__PASSAGE PROVIDED__.
(begin)
ClickHouse/src/Compression/CompressedReadBufferBase.h
2022-07-22 11:28:05 +00:00

89 lines
4.1 KiB
C++

#pragma once
#include <Common/PODArray.h>
#include <Compression/LZ4_decompress_faster.h>
#include <Compression/ICompressionCodec.h>
#include <IO/BufferBase.h>
namespace DB
{
class ReadBuffer;
/** Basic functionality for implementation of
* CompressedReadBuffer, CompressedReadBufferFromFile and CachedCompressedReadBuffer.
*/
class CompressedReadBufferBase
{
protected:
ReadBuffer * compressed_in;
/// If 'compressed_in' buffer has whole compressed block - then use it. Otherwise copy parts of data to 'own_compressed_buffer'.
PODArray<char> own_compressed_buffer;
/// Points to memory, holding compressed block.
char * compressed_buffer = nullptr;
/// Don't checksum on decompressing.
bool disable_checksum = false;
/// Allow reading data, compressed by different codecs from one file.
bool allow_different_codecs;
/// Read compressed data into compressed_buffer. Get size of decompressed data from block header. Checksum if need.
///
/// If always_copy is true then even if the compressed block is already stored in compressed_in.buffer()
/// it will be copied into own_compressed_buffer.
/// This is required for CheckingCompressedReadBuffer, since this is just a proxy.
///
/// Returns number of compressed bytes read.
size_t readCompressedData(size_t & size_decompressed, size_t & size_compressed_without_checksum, bool always_copy);
/// Read compressed data into compressed_buffer for asynchronous decompression to avoid the situation of "read compressed block across the compressed_in".
///
/// Compressed block may not be completely contained in "compressed_in" buffer which means compressed block may be read across the "compressed_in".
(end)
__SOURCE DATA__.
(begin)
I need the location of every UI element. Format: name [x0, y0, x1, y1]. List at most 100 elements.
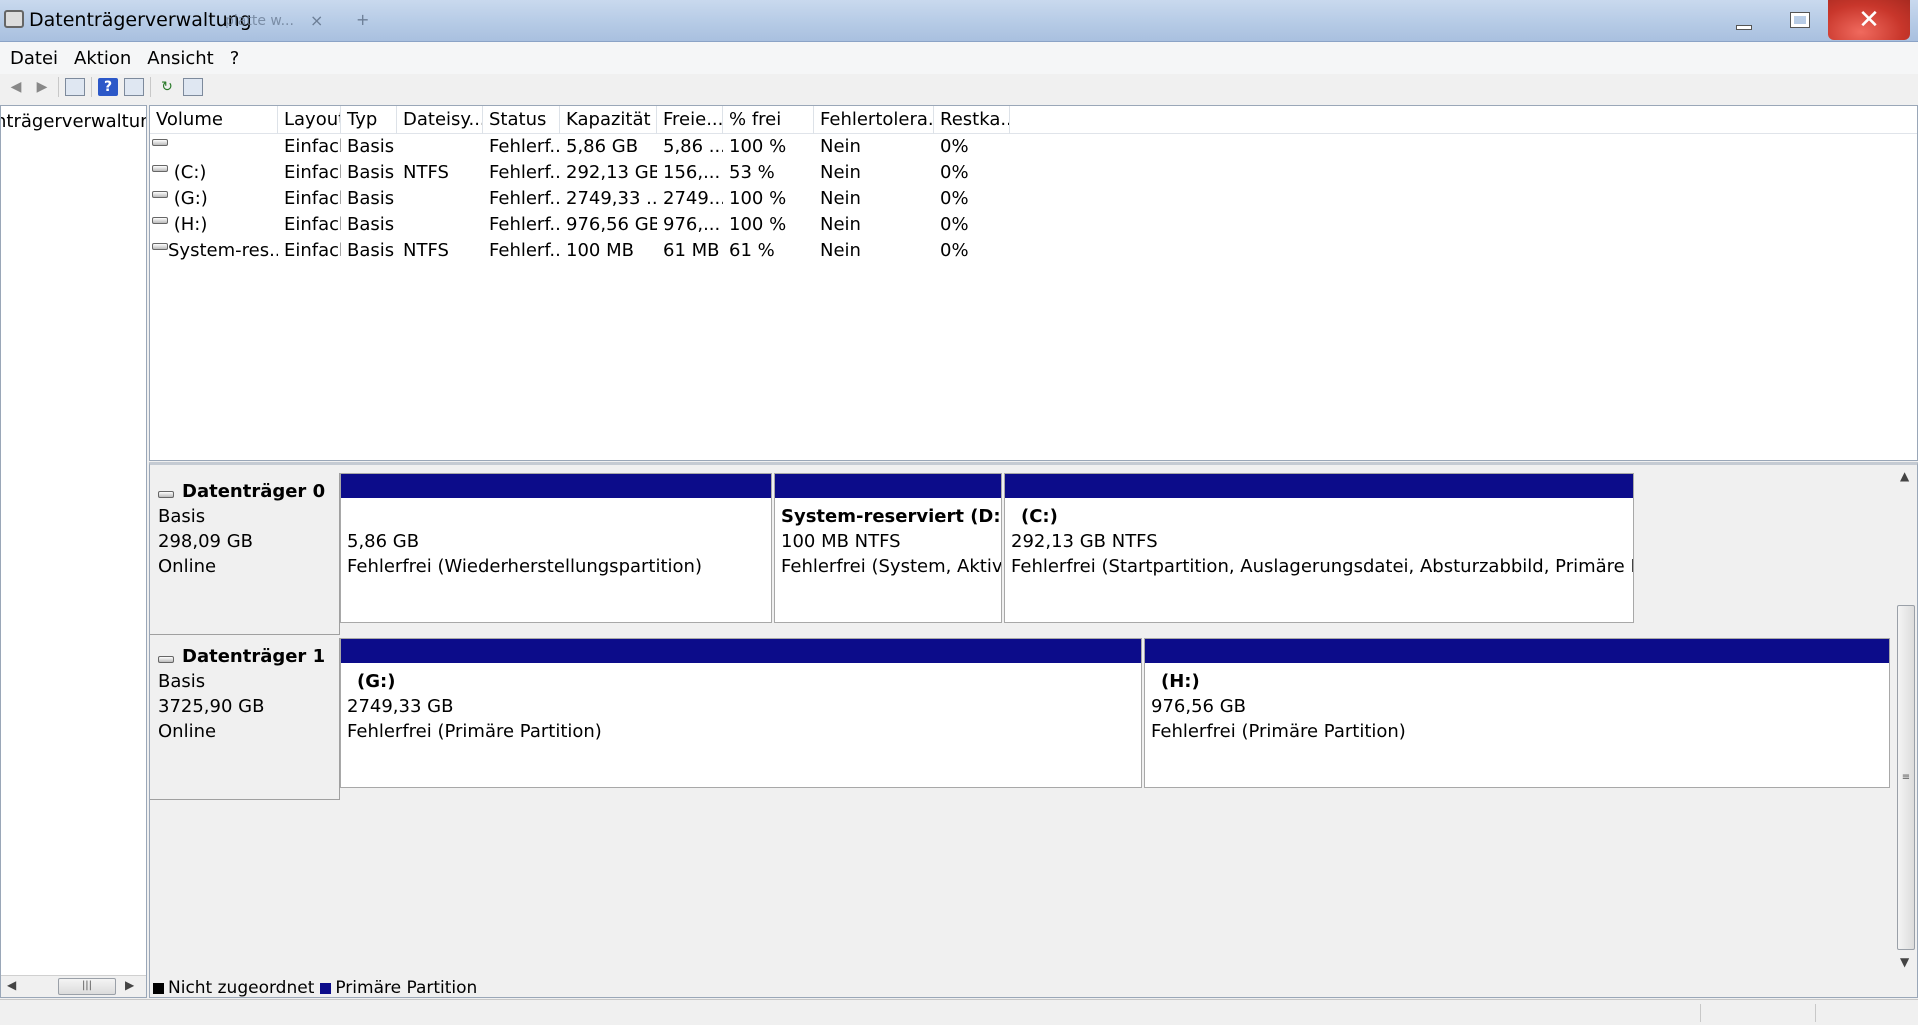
(end)
__REQUESTS__.
1. From the CompressedReadBufferBase header above, return the part starting at "char * compressed_buffer" and ending at "Checksum if need.", copied word for word.
2. Answer these questions using the CompressedReadBufferBase header above:
(a) What default value is given to disable_checksum?
(b) Which class does the comment say requires the always_copy behavior?
(c) What does readCompressedData return?

__WORKED SOLUTIONS__.
1.
char * compressed_buffer = nullptr;
/// Don't checksum on decompressing.
bool disable_checksum = false;
/// Allow reading data, compressed by different codecs from one file.
bool allow_different_codecs;
/// Read compressed data into compressed_buffer. Get size of decompressed data from block header. Checksum if need.

2.
(a) false
(b) CheckingCompressedReadBuffer
(c) The number of compressed bytes read.